<<<<

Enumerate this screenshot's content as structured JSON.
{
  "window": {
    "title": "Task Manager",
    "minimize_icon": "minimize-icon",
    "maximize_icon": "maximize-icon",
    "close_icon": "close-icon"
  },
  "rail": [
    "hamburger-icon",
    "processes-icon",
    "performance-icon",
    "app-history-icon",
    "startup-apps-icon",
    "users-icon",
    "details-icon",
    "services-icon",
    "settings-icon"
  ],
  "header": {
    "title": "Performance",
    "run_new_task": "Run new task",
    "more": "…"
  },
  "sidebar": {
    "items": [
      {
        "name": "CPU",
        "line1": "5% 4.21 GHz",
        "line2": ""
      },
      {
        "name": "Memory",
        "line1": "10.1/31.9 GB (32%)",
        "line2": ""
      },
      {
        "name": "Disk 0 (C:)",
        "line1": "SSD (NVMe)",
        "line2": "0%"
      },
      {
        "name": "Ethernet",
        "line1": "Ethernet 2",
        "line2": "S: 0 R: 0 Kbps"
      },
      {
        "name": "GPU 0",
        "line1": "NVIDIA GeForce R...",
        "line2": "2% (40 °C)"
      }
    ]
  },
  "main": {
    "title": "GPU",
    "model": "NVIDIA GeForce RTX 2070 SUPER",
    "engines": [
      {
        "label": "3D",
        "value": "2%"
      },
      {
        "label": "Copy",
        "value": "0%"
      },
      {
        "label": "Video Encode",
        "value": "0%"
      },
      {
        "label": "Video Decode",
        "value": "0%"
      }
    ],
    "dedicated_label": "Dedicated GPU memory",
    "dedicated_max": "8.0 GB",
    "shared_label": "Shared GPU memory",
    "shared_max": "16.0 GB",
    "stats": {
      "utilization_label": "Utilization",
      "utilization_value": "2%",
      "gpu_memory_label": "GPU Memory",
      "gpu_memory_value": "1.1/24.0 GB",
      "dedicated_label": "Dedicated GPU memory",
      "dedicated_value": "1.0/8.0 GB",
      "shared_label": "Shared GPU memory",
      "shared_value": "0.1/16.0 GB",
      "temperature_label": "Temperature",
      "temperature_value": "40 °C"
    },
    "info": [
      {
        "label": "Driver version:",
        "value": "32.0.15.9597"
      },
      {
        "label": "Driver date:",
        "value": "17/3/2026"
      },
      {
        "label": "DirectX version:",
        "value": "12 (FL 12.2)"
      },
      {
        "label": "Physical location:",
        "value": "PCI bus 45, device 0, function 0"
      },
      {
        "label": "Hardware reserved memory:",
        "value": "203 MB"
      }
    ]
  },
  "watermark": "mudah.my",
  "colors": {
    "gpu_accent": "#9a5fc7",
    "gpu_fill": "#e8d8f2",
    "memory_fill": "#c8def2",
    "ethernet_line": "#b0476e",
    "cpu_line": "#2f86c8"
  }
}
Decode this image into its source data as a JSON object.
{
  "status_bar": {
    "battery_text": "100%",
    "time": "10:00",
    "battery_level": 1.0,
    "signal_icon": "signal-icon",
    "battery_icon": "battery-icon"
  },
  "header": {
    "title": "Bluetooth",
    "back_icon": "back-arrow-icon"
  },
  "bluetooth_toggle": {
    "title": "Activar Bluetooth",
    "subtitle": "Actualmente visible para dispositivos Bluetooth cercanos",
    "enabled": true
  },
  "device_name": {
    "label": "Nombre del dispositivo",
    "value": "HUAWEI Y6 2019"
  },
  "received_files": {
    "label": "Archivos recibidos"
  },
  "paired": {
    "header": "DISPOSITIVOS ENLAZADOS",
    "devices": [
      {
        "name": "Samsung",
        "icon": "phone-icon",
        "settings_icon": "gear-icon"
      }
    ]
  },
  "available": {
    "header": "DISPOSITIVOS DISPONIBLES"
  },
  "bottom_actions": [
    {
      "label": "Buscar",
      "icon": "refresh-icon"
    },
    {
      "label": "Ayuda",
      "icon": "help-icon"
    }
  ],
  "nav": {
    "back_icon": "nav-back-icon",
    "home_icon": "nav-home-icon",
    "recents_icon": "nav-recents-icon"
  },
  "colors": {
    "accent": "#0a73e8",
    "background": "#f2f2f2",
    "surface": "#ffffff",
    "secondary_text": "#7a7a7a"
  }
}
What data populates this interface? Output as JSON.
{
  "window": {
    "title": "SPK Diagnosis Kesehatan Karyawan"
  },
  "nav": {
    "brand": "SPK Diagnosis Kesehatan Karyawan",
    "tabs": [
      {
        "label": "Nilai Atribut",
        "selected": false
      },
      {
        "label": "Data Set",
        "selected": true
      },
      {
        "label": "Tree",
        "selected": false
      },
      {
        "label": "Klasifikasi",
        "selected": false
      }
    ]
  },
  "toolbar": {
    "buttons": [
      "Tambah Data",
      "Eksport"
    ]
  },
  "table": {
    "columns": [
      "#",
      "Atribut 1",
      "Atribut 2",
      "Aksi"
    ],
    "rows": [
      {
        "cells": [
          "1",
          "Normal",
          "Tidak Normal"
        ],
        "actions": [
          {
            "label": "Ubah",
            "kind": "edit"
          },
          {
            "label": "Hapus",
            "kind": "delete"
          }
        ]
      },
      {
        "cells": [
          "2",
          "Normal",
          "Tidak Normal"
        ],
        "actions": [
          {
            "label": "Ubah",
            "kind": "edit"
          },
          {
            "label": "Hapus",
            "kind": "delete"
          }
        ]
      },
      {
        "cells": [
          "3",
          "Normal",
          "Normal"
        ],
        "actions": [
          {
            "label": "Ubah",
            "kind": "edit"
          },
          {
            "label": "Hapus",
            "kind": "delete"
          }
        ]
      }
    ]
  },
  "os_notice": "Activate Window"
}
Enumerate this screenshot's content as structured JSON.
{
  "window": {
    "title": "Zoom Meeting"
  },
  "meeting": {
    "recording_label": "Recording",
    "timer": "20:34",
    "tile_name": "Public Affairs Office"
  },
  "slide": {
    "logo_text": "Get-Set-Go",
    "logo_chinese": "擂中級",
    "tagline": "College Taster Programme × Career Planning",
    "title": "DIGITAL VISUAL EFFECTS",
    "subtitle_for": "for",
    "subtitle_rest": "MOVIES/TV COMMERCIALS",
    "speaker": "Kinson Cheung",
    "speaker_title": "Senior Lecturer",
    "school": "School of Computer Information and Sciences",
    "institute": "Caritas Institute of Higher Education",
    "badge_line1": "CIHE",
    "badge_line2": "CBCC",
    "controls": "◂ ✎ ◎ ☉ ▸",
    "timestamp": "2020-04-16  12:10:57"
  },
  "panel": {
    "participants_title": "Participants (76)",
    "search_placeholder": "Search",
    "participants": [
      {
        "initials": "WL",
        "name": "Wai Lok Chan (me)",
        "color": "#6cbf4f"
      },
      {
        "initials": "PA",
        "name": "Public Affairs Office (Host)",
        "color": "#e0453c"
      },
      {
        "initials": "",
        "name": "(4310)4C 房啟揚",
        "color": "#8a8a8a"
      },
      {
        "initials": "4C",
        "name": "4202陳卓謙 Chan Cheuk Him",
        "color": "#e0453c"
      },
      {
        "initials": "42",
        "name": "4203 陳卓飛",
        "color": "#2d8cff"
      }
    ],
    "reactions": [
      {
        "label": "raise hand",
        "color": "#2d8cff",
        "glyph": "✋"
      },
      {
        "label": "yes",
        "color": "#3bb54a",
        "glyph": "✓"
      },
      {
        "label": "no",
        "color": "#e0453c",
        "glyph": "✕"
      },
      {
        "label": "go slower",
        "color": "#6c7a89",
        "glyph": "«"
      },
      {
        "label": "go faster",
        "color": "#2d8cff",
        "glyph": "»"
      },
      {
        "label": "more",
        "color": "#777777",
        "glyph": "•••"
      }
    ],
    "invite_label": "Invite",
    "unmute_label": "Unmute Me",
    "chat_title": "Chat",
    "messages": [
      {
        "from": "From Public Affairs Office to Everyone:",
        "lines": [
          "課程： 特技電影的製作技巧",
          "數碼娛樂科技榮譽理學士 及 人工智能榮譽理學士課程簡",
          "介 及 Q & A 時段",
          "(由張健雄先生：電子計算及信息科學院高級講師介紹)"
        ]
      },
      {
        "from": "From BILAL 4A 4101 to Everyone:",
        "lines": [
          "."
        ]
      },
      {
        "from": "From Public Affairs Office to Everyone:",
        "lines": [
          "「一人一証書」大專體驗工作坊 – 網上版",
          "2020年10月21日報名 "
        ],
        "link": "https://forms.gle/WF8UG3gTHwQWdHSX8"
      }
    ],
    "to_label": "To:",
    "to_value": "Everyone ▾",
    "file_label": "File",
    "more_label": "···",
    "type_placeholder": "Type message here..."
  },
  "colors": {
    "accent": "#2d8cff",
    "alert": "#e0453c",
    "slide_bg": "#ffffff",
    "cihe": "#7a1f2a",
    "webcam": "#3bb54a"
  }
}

>>>>

** TASK TO CARRY OUT **
Your answer should be a single number: the count of lines holding the word "header".

** WORKED ANSWER **
4